REQUIREMENTS:
How many lines in the material below contain the string "watermark"? Reply with the number alone.

STORED RECORDS:
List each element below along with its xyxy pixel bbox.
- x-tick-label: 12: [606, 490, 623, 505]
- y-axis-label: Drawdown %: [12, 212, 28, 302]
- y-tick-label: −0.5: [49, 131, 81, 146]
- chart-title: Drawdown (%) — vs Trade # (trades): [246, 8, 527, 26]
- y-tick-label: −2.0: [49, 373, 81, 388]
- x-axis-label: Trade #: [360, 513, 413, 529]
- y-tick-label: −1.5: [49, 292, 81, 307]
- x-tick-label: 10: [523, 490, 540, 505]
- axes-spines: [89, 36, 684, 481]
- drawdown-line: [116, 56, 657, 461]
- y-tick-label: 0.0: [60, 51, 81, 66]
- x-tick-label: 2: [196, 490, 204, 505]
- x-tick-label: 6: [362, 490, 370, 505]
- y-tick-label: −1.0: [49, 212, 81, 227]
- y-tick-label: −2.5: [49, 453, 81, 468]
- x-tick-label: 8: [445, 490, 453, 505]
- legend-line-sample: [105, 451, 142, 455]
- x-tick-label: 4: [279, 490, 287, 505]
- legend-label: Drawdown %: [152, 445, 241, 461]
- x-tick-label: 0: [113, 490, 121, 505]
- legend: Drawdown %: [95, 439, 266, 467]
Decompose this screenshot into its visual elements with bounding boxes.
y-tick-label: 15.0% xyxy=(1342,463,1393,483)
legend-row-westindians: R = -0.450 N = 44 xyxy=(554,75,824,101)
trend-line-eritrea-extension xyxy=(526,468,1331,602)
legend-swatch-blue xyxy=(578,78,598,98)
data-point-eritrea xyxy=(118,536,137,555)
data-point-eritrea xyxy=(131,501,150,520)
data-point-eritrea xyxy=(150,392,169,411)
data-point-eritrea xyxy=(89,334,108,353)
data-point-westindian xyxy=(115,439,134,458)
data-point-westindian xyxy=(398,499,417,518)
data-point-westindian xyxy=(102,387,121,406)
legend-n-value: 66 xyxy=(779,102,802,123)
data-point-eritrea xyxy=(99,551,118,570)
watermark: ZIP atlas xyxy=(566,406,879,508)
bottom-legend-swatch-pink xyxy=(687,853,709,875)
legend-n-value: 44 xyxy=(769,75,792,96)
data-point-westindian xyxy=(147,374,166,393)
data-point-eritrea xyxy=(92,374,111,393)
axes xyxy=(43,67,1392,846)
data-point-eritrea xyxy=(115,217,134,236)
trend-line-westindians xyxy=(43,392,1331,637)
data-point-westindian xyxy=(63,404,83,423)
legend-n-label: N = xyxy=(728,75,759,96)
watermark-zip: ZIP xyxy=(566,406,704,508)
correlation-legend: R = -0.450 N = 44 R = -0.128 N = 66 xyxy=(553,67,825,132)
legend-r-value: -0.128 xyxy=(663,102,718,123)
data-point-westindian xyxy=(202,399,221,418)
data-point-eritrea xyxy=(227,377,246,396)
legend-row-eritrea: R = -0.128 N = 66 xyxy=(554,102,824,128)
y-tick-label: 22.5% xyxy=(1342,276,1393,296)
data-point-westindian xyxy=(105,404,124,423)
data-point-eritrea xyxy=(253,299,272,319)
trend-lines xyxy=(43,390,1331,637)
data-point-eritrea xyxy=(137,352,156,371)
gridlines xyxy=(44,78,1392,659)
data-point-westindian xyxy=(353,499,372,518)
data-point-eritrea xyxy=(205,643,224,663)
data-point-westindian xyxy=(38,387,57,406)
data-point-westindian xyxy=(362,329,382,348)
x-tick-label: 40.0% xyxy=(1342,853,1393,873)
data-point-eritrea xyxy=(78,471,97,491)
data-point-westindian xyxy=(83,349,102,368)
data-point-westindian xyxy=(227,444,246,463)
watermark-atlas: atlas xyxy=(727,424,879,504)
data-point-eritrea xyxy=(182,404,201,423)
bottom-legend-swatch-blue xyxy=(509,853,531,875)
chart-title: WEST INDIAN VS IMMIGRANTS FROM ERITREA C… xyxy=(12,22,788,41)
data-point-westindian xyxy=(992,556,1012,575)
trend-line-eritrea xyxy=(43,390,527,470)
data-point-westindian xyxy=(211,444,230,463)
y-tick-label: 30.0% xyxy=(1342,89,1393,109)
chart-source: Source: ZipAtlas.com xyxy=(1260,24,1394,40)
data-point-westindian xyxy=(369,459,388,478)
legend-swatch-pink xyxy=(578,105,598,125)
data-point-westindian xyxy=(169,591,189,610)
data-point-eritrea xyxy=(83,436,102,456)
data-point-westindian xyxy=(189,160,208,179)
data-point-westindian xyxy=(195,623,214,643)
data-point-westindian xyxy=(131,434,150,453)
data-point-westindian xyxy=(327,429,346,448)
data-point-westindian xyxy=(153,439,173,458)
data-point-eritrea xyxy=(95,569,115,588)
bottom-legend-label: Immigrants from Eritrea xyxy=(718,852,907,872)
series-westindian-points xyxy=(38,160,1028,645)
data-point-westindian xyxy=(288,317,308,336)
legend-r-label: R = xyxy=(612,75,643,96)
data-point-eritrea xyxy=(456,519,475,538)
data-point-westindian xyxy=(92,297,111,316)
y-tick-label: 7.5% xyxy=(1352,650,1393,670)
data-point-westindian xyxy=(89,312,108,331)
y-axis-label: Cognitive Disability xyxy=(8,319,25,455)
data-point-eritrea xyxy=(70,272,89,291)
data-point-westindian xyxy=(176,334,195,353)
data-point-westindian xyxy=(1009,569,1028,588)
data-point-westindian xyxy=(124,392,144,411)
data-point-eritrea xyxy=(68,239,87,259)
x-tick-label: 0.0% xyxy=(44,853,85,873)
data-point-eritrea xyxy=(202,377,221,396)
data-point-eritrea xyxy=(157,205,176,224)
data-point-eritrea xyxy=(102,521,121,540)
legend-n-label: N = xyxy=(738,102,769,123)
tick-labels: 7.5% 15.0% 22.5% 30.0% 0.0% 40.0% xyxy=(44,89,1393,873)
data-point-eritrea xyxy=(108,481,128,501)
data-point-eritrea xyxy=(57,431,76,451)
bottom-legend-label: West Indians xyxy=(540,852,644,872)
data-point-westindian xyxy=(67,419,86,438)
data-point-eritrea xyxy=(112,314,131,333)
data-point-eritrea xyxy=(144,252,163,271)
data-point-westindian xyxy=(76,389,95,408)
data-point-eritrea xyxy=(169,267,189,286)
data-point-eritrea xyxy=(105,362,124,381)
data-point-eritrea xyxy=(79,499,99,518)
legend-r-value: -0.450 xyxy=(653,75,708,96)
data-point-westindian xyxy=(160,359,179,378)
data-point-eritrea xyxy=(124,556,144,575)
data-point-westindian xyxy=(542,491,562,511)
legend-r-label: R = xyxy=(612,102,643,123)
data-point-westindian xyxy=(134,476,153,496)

EXERCISE RESPONSE:
3